- [RECORDS FOR THIS TASK]
—————

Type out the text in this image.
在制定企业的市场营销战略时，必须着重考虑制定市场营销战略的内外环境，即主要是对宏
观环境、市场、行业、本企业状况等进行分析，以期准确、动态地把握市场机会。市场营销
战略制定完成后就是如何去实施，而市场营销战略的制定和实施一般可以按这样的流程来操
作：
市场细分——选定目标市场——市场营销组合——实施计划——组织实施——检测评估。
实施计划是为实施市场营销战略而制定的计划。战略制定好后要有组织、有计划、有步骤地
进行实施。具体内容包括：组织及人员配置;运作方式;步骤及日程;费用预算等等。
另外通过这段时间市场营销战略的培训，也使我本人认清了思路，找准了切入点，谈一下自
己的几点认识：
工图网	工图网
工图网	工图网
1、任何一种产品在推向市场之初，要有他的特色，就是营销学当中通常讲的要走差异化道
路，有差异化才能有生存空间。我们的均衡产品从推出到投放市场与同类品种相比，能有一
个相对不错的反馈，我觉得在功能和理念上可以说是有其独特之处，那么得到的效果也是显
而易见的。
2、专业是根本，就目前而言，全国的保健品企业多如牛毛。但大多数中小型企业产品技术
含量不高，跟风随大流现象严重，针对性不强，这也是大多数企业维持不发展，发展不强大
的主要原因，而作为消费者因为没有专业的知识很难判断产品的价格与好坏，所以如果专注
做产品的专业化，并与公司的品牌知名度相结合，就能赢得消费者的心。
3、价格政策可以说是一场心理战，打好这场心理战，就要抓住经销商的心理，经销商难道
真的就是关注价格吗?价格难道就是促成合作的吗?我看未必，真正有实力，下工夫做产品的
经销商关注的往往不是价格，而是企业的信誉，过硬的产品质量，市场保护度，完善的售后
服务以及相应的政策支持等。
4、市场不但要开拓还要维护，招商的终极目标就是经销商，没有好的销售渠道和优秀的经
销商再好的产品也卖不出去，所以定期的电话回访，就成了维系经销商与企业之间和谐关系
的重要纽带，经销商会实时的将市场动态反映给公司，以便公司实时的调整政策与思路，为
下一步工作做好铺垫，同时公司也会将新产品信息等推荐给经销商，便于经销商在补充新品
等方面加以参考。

—————

- [PROBLEM TO SOLVE] Write out the whole listing again, exactly as it stands.

- [ANSWER TO THIS PROBLEM]
Type out the text in this image.
在制定企业的市场营销战略时，必须着重考虑制定市场营销战略的内外环境，即主要是对宏
观环境、市场、行业、本企业状况等进行分析，以期准确、动态地把握市场机会。市场营销
战略制定完成后就是如何去实施，而市场营销战略的制定和实施一般可以按这样的流程来操
作：
市场细分——选定目标市场——市场营销组合——实施计划——组织实施——检测评估。
实施计划是为实施市场营销战略而制定的计划。战略制定好后要有组织、有计划、有步骤地
进行实施。具体内容包括：组织及人员配置;运作方式;步骤及日程;费用预算等等。
另外通过这段时间市场营销战略的培训，也使我本人认清了思路，找准了切入点，谈一下自
己的几点认识：
工图网	工图网
工图网	工图网
1、任何一种产品在推向市场之初，要有他的特色，就是营销学当中通常讲的要走差异化道
路，有差异化才能有生存空间。我们的均衡产品从推出到投放市场与同类品种相比，能有一
个相对不错的反馈，我觉得在功能和理念上可以说是有其独特之处，那么得到的效果也是显
而易见的。
2、专业是根本，就目前而言，全国的保健品企业多如牛毛。但大多数中小型企业产品技术
含量不高，跟风随大流现象严重，针对性不强，这也是大多数企业维持不发展，发展不强大
的主要原因，而作为消费者因为没有专业的知识很难判断产品的价格与好坏，所以如果专注
做产品的专业化，并与公司的品牌知名度相结合，就能赢得消费者的心。
3、价格政策可以说是一场心理战，打好这场心理战，就要抓住经销商的心理，经销商难道
真的就是关注价格吗?价格难道就是促成合作的吗?我看未必，真正有实力，下工夫做产品的
经销商关注的往往不是价格，而是企业的信誉，过硬的产品质量，市场保护度，完善的售后
服务以及相应的政策支持等。
4、市场不但要开拓还要维护，招商的终极目标就是经销商，没有好的销售渠道和优秀的经
销商再好的产品也卖不出去，所以定期的电话回访，就成了维系经销商与企业之间和谐关系
的重要纽带，经销商会实时的将市场动态反映给公司，以便公司实时的调整政策与思路，为
下一步工作做好铺垫，同时公司也会将新产品信息等推荐给经销商，便于经销商在补充新品
等方面加以参考。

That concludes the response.